== Written problem ==
Copy each line of the records that holds the string "Vorlage".

Extracted records:
<<<<

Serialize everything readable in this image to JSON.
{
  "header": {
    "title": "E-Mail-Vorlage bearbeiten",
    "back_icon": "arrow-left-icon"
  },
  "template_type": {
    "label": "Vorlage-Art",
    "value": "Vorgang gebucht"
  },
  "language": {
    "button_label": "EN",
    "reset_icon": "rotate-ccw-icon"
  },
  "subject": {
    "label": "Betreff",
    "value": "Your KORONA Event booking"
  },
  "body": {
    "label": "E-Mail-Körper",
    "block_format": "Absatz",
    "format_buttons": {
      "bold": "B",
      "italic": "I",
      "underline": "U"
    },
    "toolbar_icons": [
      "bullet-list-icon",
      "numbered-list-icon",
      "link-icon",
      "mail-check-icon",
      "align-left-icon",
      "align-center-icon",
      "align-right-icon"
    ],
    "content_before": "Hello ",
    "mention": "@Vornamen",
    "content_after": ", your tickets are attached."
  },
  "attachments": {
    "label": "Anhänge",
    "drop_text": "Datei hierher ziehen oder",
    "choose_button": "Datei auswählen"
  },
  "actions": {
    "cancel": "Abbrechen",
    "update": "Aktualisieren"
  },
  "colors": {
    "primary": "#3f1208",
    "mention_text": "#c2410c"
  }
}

>>>>

== Full solution ==
    "title": "E-Mail-Vorlage bearbeiten",
    "label": "Vorlage-Art",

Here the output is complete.